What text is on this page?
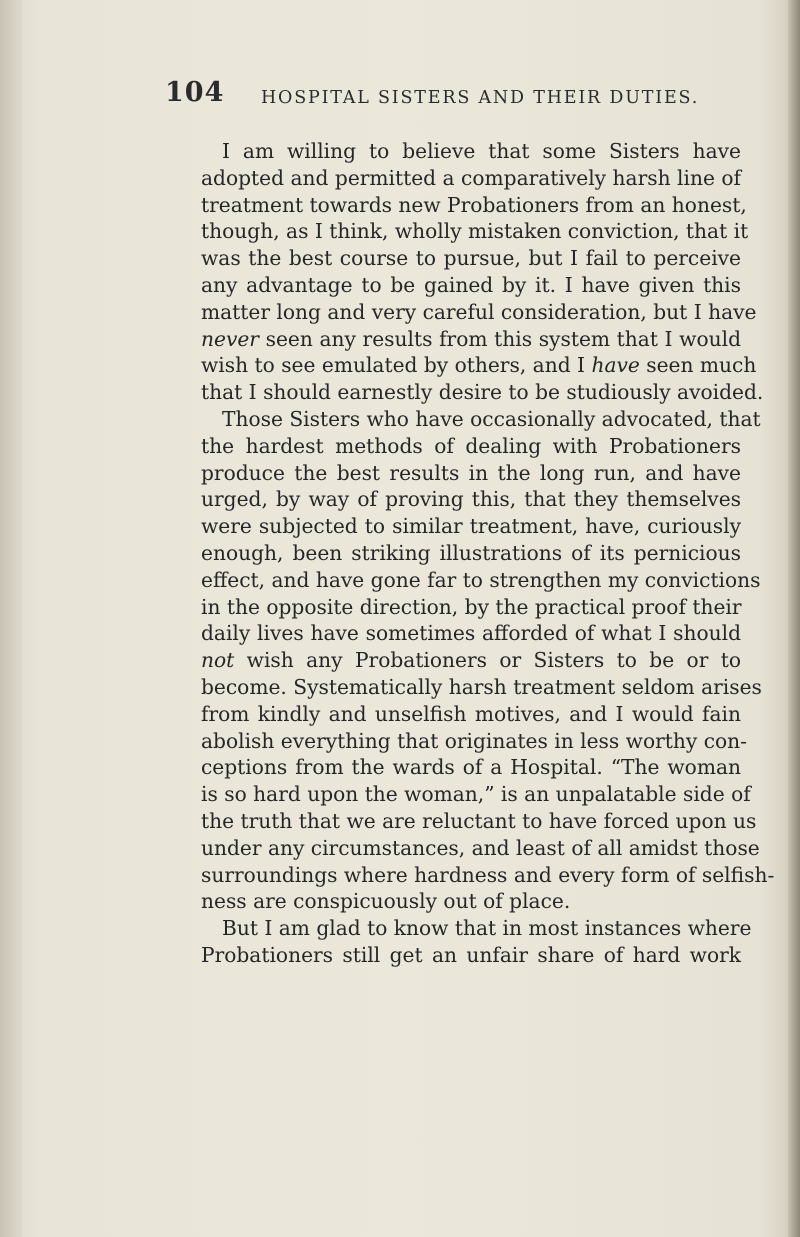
104 HOSPITAL SISTERS AND THEIR DUTIES.
I am willing to believe that some Sisters have
adopted and permitted a comparatively harsh line of
treatment towards new Probationers from an honest,
though, as I think, wholly mistaken conviction, that it
was the best course to pursue, but I fail to perceive
any advantage to be gained by it. I have given this
matter long and very careful consideration, but I have
never seen any results from this system that I would
wish to see emulated by others, and I have seen much
that I should earnestly desire to be studiously avoided.
Those Sisters who have occasionally advocated, that
the hardest methods of dealing with Probationers
produce the best results in the long run, and have
urged, by way of proving this, that they themselves
were subjected to similar treatment, have, curiously
enough, been striking illustrations of its pernicious
effect, and have gone far to strengthen my convictions
in the opposite direction, by the practical proof their
daily lives have sometimes afforded of what I should
not wish any Probationers or Sisters to be or to
become. Systematically harsh treatment seldom arises
from kindly and unselfish motives, and I would fain
abolish everything that originates in less worthy con-
ceptions from the wards of a Hospital. “The woman
is so hard upon the woman,” is an unpalatable side of
the truth that we are reluctant to have forced upon us
under any circumstances, and least of all amidst those
surroundings where hardness and every form of selfish-
ness are conspicuously out of place.
But I am glad to know that in most instances where
Probationers still get an unfair share of hard work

......

• [TASK STATEMENT]:
Each line in the records above should be reproduced exactly; images are not copied.

• [IN RESPONSE]:
What text is on this page?
104 HOSPITAL SISTERS AND THEIR DUTIES.
I am willing to believe that some Sisters have
adopted and permitted a comparatively harsh line of
treatment towards new Probationers from an honest,
though, as I think, wholly mistaken conviction, that it
was the best course to pursue, but I fail to perceive
any advantage to be gained by it. I have given this
matter long and very careful consideration, but I have
never seen any results from this system that I would
wish to see emulated by others, and I have seen much
that I should earnestly desire to be studiously avoided.
Those Sisters who have occasionally advocated, that
the hardest methods of dealing with Probationers
produce the best results in the long run, and have
urged, by way of proving this, that they themselves
were subjected to similar treatment, have, curiously
enough, been striking illustrations of its pernicious
effect, and have gone far to strengthen my convictions
in the opposite direction, by the practical proof their
daily lives have sometimes afforded of what I should
not wish any Probationers or Sisters to be or to
become. Systematically harsh treatment seldom arises
from kindly and unselfish motives, and I would fain
abolish everything that originates in less worthy con-
ceptions from the wards of a Hospital. “The woman
is so hard upon the woman,” is an unpalatable side of
the truth that we are reluctant to have forced upon us
under any circumstances, and least of all amidst those
surroundings where hardness and every form of selfish-
ness are conspicuously out of place.
But I am glad to know that in most instances where
Probationers still get an unfair share of hard work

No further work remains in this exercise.